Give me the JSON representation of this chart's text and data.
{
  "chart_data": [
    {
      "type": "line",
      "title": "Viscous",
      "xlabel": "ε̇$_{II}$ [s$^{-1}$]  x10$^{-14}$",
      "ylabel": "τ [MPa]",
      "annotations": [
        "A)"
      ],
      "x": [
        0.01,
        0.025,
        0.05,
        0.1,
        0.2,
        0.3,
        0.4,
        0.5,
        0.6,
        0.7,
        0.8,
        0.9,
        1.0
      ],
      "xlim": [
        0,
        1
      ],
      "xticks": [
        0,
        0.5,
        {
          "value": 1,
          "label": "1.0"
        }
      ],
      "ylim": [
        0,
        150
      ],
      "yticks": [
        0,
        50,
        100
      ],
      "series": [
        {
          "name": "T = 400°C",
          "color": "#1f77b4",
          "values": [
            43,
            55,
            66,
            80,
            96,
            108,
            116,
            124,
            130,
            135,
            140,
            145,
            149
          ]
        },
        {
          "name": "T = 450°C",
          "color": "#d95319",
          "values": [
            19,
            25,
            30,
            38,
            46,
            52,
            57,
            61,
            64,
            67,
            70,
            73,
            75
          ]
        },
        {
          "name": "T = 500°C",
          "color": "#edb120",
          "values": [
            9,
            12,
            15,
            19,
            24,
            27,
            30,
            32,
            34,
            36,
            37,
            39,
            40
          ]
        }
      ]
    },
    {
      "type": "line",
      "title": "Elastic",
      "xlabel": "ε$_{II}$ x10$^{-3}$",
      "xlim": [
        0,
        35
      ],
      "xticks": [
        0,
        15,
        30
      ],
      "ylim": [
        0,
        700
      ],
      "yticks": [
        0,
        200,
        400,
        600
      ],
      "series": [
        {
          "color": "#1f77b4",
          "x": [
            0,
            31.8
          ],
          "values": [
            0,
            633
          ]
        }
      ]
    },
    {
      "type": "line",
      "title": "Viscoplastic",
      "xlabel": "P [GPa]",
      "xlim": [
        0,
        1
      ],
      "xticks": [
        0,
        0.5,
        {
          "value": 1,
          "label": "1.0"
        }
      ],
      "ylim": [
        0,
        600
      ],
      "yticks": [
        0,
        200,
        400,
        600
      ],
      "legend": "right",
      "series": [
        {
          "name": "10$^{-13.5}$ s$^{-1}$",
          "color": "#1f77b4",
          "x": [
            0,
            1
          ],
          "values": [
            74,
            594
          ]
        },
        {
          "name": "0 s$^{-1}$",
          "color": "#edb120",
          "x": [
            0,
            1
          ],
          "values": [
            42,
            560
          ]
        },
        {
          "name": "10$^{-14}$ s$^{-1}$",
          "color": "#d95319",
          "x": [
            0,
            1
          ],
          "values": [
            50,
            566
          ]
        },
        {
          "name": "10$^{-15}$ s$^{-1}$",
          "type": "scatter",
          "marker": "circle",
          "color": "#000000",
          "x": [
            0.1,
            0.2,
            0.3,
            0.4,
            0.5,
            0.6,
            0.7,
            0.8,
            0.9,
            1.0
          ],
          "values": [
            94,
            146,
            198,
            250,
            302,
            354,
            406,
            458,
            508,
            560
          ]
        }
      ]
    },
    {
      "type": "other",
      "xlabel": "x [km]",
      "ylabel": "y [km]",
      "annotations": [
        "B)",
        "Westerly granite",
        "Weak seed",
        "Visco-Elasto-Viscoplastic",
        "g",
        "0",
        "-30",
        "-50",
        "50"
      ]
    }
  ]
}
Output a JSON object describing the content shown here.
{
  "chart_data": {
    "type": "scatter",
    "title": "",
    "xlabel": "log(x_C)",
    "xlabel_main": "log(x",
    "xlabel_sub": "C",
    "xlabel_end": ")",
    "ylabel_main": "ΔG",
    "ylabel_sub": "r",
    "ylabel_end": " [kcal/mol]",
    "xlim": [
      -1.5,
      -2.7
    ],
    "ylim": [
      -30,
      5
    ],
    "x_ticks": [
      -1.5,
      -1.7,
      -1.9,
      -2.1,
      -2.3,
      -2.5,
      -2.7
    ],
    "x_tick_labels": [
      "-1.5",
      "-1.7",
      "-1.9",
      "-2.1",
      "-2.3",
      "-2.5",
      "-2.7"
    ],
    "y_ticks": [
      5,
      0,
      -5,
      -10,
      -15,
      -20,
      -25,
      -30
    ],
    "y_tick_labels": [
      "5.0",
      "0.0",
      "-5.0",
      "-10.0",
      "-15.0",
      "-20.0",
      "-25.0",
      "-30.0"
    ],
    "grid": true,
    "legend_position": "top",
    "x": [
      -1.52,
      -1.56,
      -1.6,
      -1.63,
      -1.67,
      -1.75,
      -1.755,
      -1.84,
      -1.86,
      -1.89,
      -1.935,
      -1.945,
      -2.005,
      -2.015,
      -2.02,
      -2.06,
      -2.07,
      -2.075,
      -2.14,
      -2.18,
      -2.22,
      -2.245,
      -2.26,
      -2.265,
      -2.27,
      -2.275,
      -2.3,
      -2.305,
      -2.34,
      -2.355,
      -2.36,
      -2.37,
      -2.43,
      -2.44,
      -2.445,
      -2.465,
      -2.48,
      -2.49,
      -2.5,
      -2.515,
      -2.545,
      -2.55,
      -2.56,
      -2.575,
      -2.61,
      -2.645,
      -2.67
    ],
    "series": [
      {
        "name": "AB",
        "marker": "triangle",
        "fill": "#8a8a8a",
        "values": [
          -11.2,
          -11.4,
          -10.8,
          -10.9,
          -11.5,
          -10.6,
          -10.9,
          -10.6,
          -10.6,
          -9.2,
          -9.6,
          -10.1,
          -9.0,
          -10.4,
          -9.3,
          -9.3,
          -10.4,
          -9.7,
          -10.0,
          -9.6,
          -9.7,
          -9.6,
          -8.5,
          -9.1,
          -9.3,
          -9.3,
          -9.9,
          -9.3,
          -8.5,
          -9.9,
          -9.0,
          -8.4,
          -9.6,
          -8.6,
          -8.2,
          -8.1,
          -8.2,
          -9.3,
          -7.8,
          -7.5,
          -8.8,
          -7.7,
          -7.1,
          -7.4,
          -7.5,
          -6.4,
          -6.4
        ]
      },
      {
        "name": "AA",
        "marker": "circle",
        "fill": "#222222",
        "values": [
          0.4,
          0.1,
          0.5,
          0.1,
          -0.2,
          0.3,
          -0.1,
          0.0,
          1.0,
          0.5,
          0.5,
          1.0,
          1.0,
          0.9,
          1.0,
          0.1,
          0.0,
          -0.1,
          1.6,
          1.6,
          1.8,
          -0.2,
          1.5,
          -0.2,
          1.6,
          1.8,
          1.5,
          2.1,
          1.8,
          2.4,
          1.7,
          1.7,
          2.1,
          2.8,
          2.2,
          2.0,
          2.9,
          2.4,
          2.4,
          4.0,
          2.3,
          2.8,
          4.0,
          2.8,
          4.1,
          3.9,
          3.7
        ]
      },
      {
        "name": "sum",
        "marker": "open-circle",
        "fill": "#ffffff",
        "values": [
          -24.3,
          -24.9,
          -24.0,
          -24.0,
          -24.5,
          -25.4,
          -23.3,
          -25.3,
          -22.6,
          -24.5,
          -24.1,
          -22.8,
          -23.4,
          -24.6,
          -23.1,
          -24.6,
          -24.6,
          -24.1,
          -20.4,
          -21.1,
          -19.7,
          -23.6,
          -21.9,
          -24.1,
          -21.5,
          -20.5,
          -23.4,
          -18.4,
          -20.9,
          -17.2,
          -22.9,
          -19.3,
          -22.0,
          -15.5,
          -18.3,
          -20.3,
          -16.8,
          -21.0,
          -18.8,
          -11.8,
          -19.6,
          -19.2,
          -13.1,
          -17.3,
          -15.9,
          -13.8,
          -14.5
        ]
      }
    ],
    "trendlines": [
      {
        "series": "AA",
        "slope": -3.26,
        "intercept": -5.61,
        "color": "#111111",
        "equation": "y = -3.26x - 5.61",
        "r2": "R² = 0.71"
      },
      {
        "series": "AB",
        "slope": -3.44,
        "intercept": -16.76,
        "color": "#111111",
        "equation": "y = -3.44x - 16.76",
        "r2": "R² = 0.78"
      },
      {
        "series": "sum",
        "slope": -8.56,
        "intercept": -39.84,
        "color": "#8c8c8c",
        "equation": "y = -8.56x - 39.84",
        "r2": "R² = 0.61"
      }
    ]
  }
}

__________________________________________________

## Goal
Only the number is wanted: how many lines above include the word "equation"?

## Task result
3